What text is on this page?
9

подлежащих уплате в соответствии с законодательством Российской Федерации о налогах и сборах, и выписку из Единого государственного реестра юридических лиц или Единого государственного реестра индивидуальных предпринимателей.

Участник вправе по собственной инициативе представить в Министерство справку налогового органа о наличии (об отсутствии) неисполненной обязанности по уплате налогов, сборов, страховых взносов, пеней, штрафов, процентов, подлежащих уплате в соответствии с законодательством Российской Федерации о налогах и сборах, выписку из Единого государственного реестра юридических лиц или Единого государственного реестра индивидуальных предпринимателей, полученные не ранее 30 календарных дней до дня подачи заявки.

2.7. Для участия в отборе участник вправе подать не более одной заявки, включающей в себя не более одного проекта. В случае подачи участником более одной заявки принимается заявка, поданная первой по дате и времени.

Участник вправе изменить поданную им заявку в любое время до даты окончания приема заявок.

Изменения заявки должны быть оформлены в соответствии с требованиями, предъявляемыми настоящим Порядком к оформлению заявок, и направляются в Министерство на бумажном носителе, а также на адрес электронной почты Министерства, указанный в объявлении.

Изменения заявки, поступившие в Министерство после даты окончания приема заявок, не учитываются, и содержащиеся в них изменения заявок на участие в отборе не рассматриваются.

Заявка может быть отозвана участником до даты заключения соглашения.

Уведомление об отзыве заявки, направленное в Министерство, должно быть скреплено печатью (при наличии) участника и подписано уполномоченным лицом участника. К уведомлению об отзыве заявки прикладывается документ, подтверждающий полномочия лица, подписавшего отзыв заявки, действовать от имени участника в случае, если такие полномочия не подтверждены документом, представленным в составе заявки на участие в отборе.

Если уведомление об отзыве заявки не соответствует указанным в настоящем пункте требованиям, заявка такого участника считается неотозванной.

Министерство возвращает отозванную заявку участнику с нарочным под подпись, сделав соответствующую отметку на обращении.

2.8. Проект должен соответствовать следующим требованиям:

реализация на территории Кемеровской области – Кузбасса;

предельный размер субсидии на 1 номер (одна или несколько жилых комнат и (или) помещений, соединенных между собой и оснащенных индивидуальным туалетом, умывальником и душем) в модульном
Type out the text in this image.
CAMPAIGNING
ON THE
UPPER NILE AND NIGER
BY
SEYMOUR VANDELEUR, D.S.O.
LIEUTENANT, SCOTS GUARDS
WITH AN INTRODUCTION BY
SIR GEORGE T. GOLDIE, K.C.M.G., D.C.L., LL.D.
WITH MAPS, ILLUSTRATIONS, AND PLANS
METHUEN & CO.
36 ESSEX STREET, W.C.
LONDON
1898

————

## Task to complete
Please restate the records in full, word for word.

## Final result
What text is on this page?
9

подлежащих уплате в соответствии с законодательством Российской Федерации о налогах и сборах, и выписку из Единого государственного реестра юридических лиц или Единого государственного реестра индивидуальных предпринимателей.

Участник вправе по собственной инициативе представить в Министерство справку налогового органа о наличии (об отсутствии) неисполненной обязанности по уплате налогов, сборов, страховых взносов, пеней, штрафов, процентов, подлежащих уплате в соответствии с законодательством Российской Федерации о налогах и сборах, выписку из Единого государственного реестра юридических лиц или Единого государственного реестра индивидуальных предпринимателей, полученные не ранее 30 календарных дней до дня подачи заявки.

2.7. Для участия в отборе участник вправе подать не более одной заявки, включающей в себя не более одного проекта. В случае подачи участником более одной заявки принимается заявка, поданная первой по дате и времени.

Участник вправе изменить поданную им заявку в любое время до даты окончания приема заявок.

Изменения заявки должны быть оформлены в соответствии с требованиями, предъявляемыми настоящим Порядком к оформлению заявок, и направляются в Министерство на бумажном носителе, а также на адрес электронной почты Министерства, указанный в объявлении.

Изменения заявки, поступившие в Министерство после даты окончания приема заявок, не учитываются, и содержащиеся в них изменения заявок на участие в отборе не рассматриваются.

Заявка может быть отозвана участником до даты заключения соглашения.

Уведомление об отзыве заявки, направленное в Министерство, должно быть скреплено печатью (при наличии) участника и подписано уполномоченным лицом участника. К уведомлению об отзыве заявки прикладывается документ, подтверждающий полномочия лица, подписавшего отзыв заявки, действовать от имени участника в случае, если такие полномочия не подтверждены документом, представленным в составе заявки на участие в отборе.

Если уведомление об отзыве заявки не соответствует указанным в настоящем пункте требованиям, заявка такого участника считается неотозванной.

Министерство возвращает отозванную заявку участнику с нарочным под подпись, сделав соответствующую отметку на обращении.

2.8. Проект должен соответствовать следующим требованиям:

реализация на территории Кемеровской области – Кузбасса;

предельный размер субсидии на 1 номер (одна или несколько жилых комнат и (или) помещений, соединенных между собой и оснащенных индивидуальным туалетом, умывальником и душем) в модульном
Type out the text in this image.
CAMPAIGNING
ON THE
UPPER NILE AND NIGER
BY
SEYMOUR VANDELEUR, D.S.O.
LIEUTENANT, SCOTS GUARDS
WITH AN INTRODUCTION BY
SIR GEORGE T. GOLDIE, K.C.M.G., D.C.L., LL.D.
WITH MAPS, ILLUSTRATIONS, AND PLANS
METHUEN & CO.
36 ESSEX STREET, W.C.
LONDON
1898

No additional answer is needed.